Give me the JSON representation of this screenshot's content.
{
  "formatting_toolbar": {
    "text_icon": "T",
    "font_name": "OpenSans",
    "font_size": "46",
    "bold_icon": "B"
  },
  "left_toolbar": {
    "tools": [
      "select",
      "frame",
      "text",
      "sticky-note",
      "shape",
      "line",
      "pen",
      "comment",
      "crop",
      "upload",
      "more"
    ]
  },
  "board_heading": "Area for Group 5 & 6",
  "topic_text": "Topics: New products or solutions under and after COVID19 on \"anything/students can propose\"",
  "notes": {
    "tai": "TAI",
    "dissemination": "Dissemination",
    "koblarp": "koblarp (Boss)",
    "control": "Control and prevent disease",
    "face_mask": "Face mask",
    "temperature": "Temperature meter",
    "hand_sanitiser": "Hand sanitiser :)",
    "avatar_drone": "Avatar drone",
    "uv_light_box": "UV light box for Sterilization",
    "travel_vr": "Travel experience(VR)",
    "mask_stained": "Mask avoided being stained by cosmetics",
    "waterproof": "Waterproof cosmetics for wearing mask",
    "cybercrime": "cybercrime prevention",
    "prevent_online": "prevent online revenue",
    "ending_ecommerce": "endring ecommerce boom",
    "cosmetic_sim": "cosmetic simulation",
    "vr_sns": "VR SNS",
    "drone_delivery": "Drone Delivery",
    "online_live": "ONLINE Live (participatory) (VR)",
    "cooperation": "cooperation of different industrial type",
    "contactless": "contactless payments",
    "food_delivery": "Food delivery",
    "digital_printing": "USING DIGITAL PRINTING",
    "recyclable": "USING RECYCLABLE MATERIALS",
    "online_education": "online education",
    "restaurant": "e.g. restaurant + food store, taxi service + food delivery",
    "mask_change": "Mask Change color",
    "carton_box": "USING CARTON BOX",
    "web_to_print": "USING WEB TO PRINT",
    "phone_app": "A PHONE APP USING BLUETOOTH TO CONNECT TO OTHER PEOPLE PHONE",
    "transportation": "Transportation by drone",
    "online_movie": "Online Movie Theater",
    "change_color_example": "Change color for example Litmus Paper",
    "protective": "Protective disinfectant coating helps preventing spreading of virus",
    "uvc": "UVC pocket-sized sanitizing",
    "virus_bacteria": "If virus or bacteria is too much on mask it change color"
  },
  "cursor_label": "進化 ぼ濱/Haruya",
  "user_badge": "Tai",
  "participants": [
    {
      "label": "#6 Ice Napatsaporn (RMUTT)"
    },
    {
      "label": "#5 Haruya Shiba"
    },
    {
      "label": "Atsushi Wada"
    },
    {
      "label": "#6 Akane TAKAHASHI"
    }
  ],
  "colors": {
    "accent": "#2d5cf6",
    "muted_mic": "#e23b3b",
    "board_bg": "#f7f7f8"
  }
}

######

— TASK GOAL —
Make sure that every entry above is copied out exactly as it stands.

— SOLUTION TO THIS PROBLEM —
Give me the JSON representation of this screenshot's content.
{
  "formatting_toolbar": {
    "text_icon": "T",
    "font_name": "OpenSans",
    "font_size": "46",
    "bold_icon": "B"
  },
  "left_toolbar": {
    "tools": [
      "select",
      "frame",
      "text",
      "sticky-note",
      "shape",
      "line",
      "pen",
      "comment",
      "crop",
      "upload",
      "more"
    ]
  },
  "board_heading": "Area for Group 5 & 6",
  "topic_text": "Topics: New products or solutions under and after COVID19 on \"anything/students can propose\"",
  "notes": {
    "tai": "TAI",
    "dissemination": "Dissemination",
    "koblarp": "koblarp (Boss)",
    "control": "Control and prevent disease",
    "face_mask": "Face mask",
    "temperature": "Temperature meter",
    "hand_sanitiser": "Hand sanitiser :)",
    "avatar_drone": "Avatar drone",
    "uv_light_box": "UV light box for Sterilization",
    "travel_vr": "Travel experience(VR)",
    "mask_stained": "Mask avoided being stained by cosmetics",
    "waterproof": "Waterproof cosmetics for wearing mask",
    "cybercrime": "cybercrime prevention",
    "prevent_online": "prevent online revenue",
    "ending_ecommerce": "endring ecommerce boom",
    "cosmetic_sim": "cosmetic simulation",
    "vr_sns": "VR SNS",
    "drone_delivery": "Drone Delivery",
    "online_live": "ONLINE Live (participatory) (VR)",
    "cooperation": "cooperation of different industrial type",
    "contactless": "contactless payments",
    "food_delivery": "Food delivery",
    "digital_printing": "USING DIGITAL PRINTING",
    "recyclable": "USING RECYCLABLE MATERIALS",
    "online_education": "online education",
    "restaurant": "e.g. restaurant + food store, taxi service + food delivery",
    "mask_change": "Mask Change color",
    "carton_box": "USING CARTON BOX",
    "web_to_print": "USING WEB TO PRINT",
    "phone_app": "A PHONE APP USING BLUETOOTH TO CONNECT TO OTHER PEOPLE PHONE",
    "transportation": "Transportation by drone",
    "online_movie": "Online Movie Theater",
    "change_color_example": "Change color for example Litmus Paper",
    "protective": "Protective disinfectant coating helps preventing spreading of virus",
    "uvc": "UVC pocket-sized sanitizing",
    "virus_bacteria": "If virus or bacteria is too much on mask it change color"
  },
  "cursor_label": "進化 ぼ濱/Haruya",
  "user_badge": "Tai",
  "participants": [
    {
      "label": "#6 Ice Napatsaporn (RMUTT)"
    },
    {
      "label": "#5 Haruya Shiba"
    },
    {
      "label": "Atsushi Wada"
    },
    {
      "label": "#6 Akane TAKAHASHI"
    }
  ],
  "colors": {
    "accent": "#2d5cf6",
    "muted_mic": "#e23b3b",
    "board_bg": "#f7f7f8"
  }
}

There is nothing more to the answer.